> [EXERCISE INSTRUCTIONS]:
What follows is a listing; restate every line of it word for word.

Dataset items
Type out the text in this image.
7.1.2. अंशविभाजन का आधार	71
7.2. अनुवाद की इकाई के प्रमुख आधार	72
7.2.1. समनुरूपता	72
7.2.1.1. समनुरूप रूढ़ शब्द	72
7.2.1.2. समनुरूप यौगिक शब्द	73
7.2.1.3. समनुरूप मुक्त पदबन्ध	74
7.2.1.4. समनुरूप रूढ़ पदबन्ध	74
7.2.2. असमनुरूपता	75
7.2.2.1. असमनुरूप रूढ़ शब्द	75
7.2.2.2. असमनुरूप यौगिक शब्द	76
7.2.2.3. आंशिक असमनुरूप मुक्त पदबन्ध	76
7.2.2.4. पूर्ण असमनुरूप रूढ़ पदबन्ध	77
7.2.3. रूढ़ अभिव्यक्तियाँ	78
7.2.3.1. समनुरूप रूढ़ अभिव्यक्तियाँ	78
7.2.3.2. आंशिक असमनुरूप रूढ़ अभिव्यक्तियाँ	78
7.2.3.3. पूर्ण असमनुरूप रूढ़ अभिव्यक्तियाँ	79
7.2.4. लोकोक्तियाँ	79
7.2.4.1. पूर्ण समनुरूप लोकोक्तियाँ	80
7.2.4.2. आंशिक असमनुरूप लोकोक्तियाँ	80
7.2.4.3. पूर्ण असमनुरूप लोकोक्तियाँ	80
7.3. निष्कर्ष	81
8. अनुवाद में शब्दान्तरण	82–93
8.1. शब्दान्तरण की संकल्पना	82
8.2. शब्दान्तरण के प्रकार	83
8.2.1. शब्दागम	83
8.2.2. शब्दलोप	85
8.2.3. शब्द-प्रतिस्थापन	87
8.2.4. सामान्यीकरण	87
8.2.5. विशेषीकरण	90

> [TASK RESULT]:
Type out the text in this image.
7.1.2. अंशविभाजन का आधार	71
7.2. अनुवाद की इकाई के प्रमुख आधार	72
7.2.1. समनुरूपता	72
7.2.1.1. समनुरूप रूढ़ शब्द	72
7.2.1.2. समनुरूप यौगिक शब्द	73
7.2.1.3. समनुरूप मुक्त पदबन्ध	74
7.2.1.4. समनुरूप रूढ़ पदबन्ध	74
7.2.2. असमनुरूपता	75
7.2.2.1. असमनुरूप रूढ़ शब्द	75
7.2.2.2. असमनुरूप यौगिक शब्द	76
7.2.2.3. आंशिक असमनुरूप मुक्त पदबन्ध	76
7.2.2.4. पूर्ण असमनुरूप रूढ़ पदबन्ध	77
7.2.3. रूढ़ अभिव्यक्तियाँ	78
7.2.3.1. समनुरूप रूढ़ अभिव्यक्तियाँ	78
7.2.3.2. आंशिक असमनुरूप रूढ़ अभिव्यक्तियाँ	78
7.2.3.3. पूर्ण असमनुरूप रूढ़ अभिव्यक्तियाँ	79
7.2.4. लोकोक्तियाँ	79
7.2.4.1. पूर्ण समनुरूप लोकोक्तियाँ	80
7.2.4.2. आंशिक असमनुरूप लोकोक्तियाँ	80
7.2.4.3. पूर्ण असमनुरूप लोकोक्तियाँ	80
7.3. निष्कर्ष	81
8. अनुवाद में शब्दान्तरण	82–93
8.1. शब्दान्तरण की संकल्पना	82
8.2. शब्दान्तरण के प्रकार	83
8.2.1. शब्दागम	83
8.2.2. शब्दलोप	85
8.2.3. शब्द-प्रतिस्थापन	87
8.2.4. सामान्यीकरण	87
8.2.5. विशेषीकरण	90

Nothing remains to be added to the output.